[BEGIN Entries shown]

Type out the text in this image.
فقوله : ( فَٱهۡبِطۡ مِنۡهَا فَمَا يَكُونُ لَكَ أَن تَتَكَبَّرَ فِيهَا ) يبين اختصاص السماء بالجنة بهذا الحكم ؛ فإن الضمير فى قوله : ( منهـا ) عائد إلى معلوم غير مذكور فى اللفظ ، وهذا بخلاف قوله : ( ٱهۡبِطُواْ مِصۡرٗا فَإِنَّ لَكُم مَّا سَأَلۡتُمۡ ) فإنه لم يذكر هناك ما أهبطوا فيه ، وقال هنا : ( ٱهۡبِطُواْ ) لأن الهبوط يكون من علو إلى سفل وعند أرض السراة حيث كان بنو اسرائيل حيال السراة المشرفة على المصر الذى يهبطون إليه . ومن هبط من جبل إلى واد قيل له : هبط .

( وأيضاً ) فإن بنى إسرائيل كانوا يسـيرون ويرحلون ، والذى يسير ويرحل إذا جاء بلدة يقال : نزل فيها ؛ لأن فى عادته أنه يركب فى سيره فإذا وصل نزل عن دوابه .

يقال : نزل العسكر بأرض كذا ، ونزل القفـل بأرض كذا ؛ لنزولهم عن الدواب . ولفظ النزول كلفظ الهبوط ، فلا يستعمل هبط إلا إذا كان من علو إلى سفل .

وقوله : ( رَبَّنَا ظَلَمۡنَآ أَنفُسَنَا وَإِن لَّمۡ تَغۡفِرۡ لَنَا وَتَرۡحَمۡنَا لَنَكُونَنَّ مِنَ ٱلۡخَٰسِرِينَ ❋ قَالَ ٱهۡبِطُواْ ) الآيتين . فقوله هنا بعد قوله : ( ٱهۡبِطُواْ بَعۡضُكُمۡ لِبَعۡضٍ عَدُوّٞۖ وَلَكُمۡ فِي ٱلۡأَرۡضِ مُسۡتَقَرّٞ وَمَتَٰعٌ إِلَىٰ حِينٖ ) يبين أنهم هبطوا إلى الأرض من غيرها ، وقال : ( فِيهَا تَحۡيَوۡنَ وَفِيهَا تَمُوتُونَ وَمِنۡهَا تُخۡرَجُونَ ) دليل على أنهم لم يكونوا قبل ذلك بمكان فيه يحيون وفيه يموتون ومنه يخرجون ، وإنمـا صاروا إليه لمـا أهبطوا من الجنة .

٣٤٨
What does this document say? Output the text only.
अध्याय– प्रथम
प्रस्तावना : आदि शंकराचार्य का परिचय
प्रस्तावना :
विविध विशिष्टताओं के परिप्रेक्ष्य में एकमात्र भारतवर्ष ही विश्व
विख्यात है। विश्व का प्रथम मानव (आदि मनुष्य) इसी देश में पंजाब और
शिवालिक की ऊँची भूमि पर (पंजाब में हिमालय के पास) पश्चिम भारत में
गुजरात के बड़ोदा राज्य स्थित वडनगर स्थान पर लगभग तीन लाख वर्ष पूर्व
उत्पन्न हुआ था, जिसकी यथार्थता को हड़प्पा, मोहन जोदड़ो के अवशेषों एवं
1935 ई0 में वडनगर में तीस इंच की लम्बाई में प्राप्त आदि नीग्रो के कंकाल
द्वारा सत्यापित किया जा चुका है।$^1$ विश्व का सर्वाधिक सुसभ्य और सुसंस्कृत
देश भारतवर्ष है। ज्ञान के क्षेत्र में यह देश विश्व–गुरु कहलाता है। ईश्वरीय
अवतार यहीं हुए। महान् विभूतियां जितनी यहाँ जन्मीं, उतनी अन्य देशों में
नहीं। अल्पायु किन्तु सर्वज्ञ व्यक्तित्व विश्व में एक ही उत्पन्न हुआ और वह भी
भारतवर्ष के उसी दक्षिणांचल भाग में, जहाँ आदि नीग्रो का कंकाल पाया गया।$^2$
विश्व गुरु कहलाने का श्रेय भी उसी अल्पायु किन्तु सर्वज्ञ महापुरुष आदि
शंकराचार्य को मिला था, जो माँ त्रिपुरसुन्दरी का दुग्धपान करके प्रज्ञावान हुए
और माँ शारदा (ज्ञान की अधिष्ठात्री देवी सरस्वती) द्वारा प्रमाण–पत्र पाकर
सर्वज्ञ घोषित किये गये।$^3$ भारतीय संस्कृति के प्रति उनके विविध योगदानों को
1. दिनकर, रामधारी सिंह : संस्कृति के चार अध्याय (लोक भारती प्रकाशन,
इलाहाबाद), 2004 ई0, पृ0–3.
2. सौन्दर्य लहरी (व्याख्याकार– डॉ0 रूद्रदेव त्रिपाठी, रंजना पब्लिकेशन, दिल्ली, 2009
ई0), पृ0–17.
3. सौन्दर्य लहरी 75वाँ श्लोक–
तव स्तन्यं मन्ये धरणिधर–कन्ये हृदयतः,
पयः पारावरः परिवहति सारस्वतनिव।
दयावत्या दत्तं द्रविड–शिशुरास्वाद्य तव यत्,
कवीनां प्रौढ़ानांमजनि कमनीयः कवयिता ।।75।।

[END Entries shown]

§ Set problem:
Find every line that includes the string "قوله". Report how many there are and nothing else.

§ Written reply:
2